Dataset rows about figures
— Begin —

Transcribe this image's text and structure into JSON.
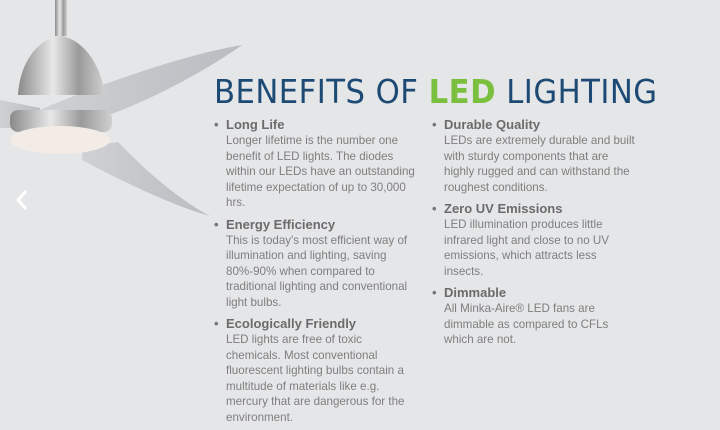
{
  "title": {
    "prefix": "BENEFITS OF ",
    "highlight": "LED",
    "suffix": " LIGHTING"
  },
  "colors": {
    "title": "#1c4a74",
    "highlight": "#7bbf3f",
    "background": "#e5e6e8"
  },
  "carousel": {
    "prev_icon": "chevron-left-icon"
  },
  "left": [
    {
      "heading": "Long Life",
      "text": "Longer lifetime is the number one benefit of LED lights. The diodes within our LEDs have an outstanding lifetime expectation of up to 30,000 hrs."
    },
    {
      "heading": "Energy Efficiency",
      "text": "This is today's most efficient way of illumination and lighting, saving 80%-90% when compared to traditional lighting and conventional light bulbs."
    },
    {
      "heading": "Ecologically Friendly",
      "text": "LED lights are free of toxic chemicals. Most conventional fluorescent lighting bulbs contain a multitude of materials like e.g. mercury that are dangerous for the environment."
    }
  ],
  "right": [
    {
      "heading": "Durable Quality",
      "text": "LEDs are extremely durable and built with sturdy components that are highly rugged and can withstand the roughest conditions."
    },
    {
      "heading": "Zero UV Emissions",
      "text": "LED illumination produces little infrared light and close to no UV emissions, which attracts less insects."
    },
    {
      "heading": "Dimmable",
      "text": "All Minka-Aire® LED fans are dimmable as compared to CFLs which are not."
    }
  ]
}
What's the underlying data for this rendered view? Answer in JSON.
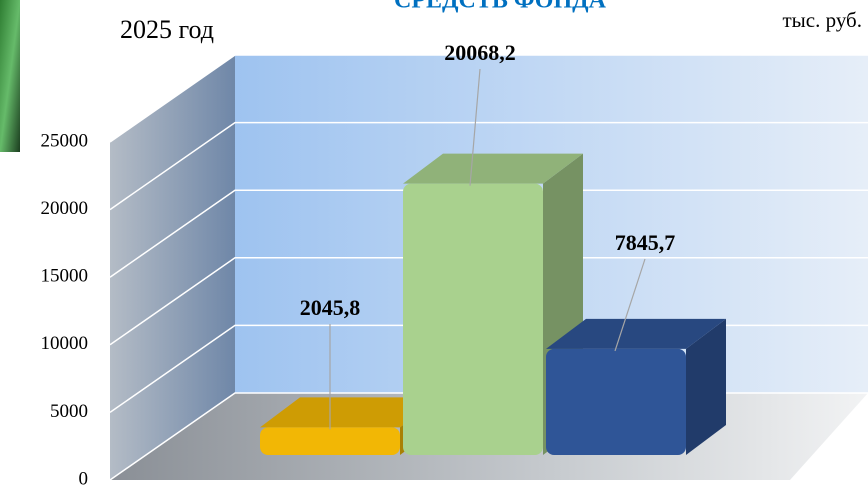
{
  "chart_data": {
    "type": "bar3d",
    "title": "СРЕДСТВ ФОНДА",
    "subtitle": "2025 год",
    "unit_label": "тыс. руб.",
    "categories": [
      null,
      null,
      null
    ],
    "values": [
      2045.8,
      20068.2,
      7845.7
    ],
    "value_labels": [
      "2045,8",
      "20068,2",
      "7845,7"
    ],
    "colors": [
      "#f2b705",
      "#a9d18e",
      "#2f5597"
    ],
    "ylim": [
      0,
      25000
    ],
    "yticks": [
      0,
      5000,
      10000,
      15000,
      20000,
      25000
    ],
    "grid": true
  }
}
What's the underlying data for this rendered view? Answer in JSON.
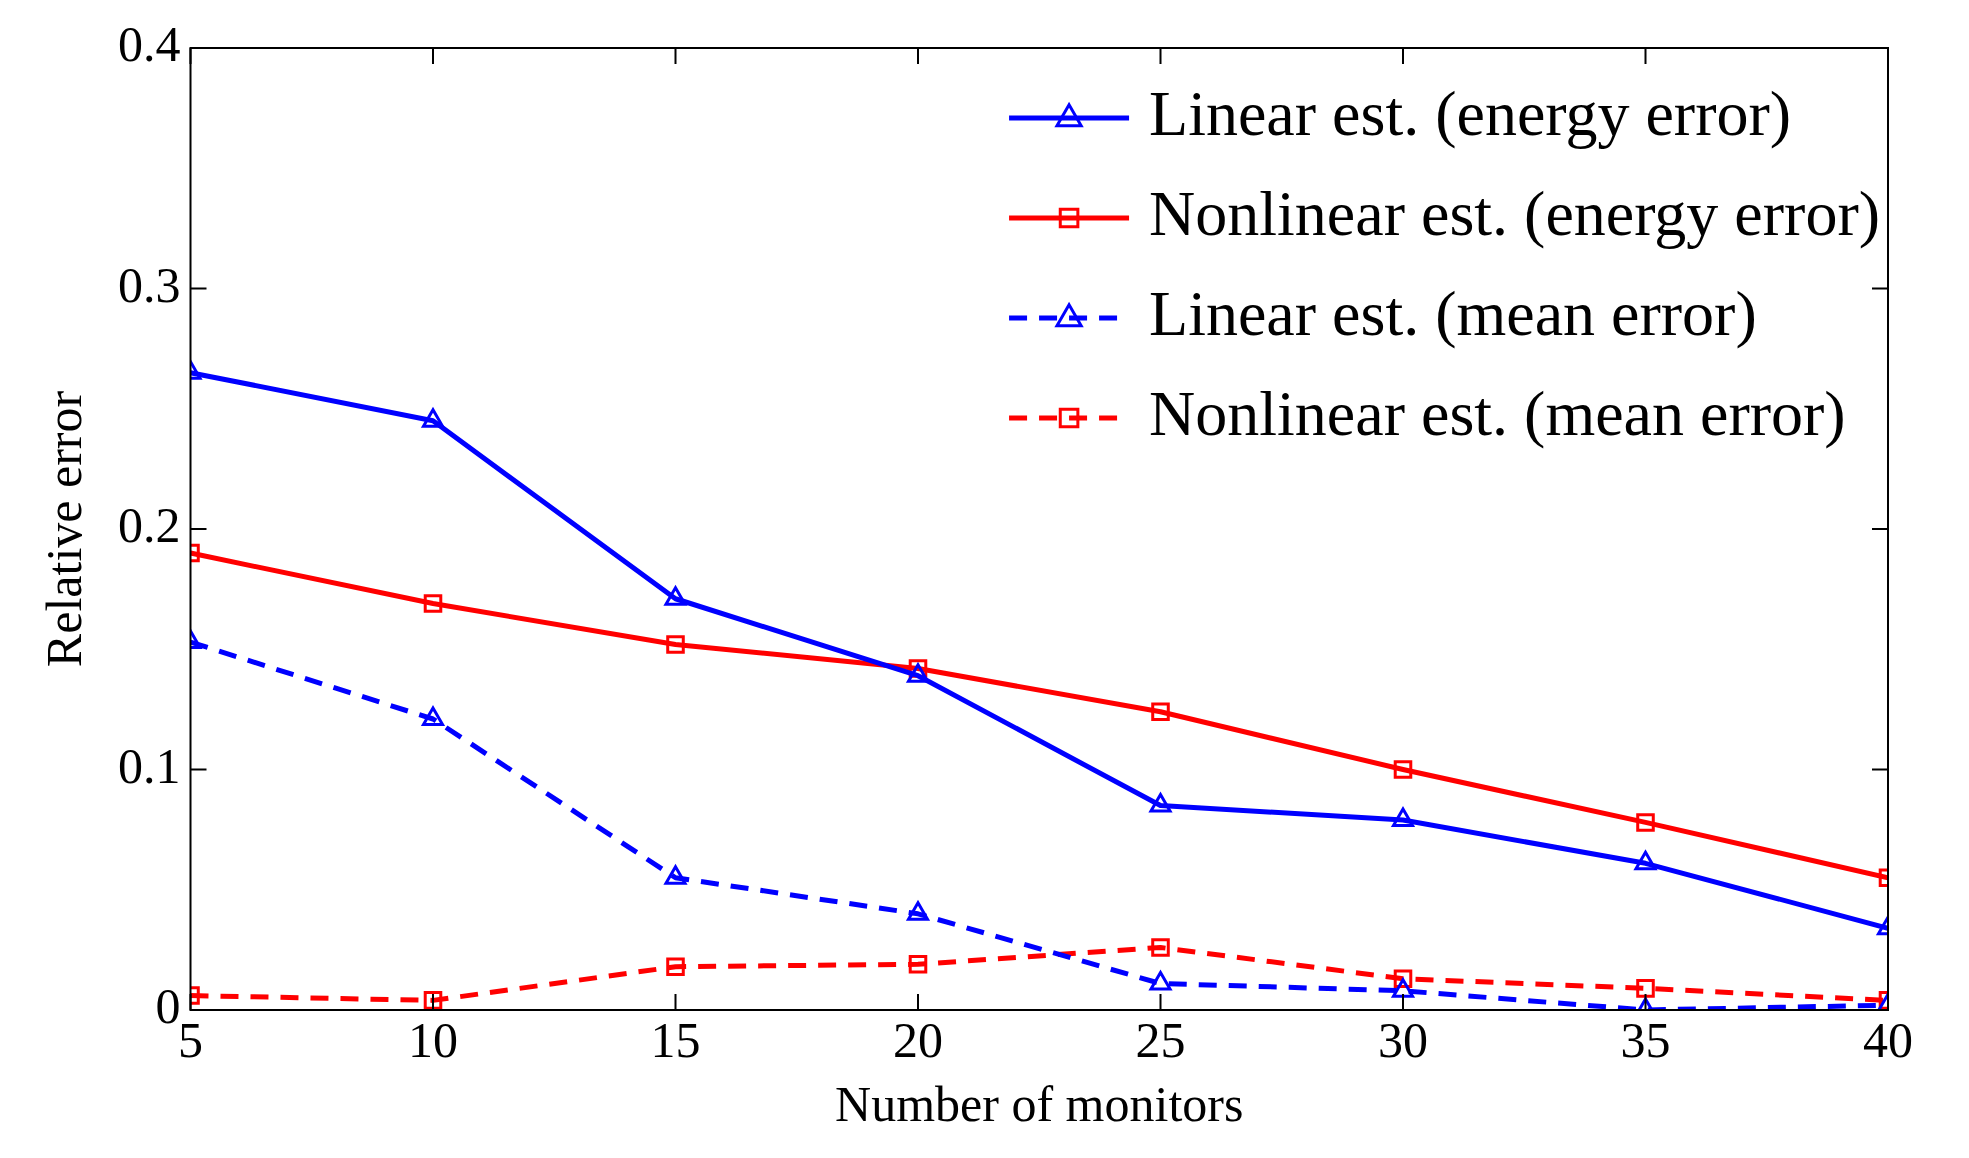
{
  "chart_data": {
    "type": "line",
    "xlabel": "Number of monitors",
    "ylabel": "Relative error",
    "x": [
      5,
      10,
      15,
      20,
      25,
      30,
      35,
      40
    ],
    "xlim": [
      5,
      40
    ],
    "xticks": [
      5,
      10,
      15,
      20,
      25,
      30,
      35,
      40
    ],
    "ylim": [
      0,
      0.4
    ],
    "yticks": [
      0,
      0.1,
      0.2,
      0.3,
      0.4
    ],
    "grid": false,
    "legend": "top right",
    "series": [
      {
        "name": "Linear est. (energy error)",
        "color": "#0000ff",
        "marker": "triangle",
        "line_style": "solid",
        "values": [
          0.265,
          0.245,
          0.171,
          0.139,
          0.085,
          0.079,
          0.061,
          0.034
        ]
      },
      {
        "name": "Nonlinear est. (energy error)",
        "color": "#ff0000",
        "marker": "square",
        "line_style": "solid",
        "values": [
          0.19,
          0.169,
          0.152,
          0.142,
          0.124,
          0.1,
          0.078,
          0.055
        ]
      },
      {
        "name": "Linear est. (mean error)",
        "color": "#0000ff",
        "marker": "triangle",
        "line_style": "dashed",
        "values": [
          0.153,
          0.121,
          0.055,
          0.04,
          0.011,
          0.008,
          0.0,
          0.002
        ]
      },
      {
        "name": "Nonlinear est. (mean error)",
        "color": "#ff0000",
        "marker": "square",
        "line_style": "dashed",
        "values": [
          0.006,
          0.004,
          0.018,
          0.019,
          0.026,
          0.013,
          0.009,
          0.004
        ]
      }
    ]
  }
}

— End —
— Begin —

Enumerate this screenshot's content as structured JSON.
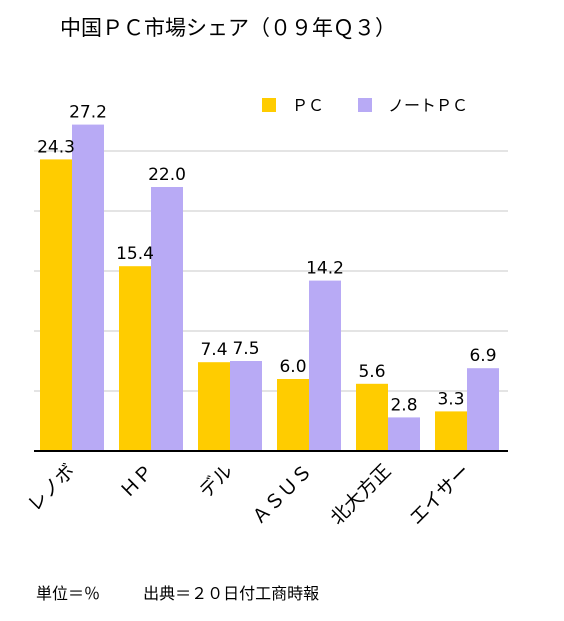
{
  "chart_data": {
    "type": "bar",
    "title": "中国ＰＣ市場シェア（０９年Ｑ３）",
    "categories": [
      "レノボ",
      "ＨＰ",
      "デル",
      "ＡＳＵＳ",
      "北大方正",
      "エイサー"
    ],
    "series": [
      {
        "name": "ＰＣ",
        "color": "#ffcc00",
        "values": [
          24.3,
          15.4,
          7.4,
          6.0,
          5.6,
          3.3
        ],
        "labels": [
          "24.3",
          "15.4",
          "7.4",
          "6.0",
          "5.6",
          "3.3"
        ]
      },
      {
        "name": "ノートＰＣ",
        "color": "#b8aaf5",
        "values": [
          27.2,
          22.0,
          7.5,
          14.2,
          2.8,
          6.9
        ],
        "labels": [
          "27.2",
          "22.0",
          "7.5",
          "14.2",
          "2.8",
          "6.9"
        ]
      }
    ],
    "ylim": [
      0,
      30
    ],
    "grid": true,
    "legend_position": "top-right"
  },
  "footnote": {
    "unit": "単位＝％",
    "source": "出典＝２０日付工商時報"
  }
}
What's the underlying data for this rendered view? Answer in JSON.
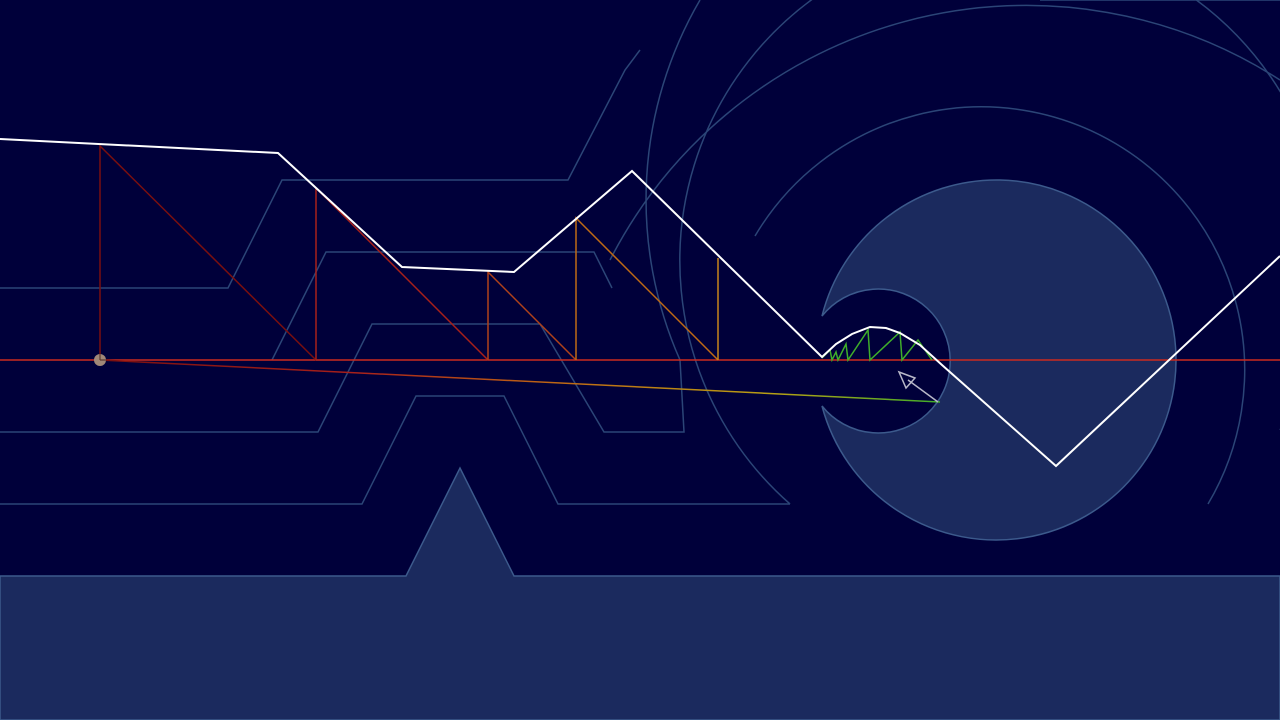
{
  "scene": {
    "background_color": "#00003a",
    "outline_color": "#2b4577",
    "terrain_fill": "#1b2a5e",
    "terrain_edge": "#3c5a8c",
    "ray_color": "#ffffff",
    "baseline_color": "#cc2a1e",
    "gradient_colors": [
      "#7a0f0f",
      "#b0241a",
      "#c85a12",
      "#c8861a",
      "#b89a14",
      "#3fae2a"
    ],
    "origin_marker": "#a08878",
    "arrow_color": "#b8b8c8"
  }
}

— End —

**Problem to solve**: Every line of the listing that holds "mean" should be found and copied.

**Task output**:
        "name": "Linear est. (mean error)",
        "name": "Nonlinear est. (mean error)",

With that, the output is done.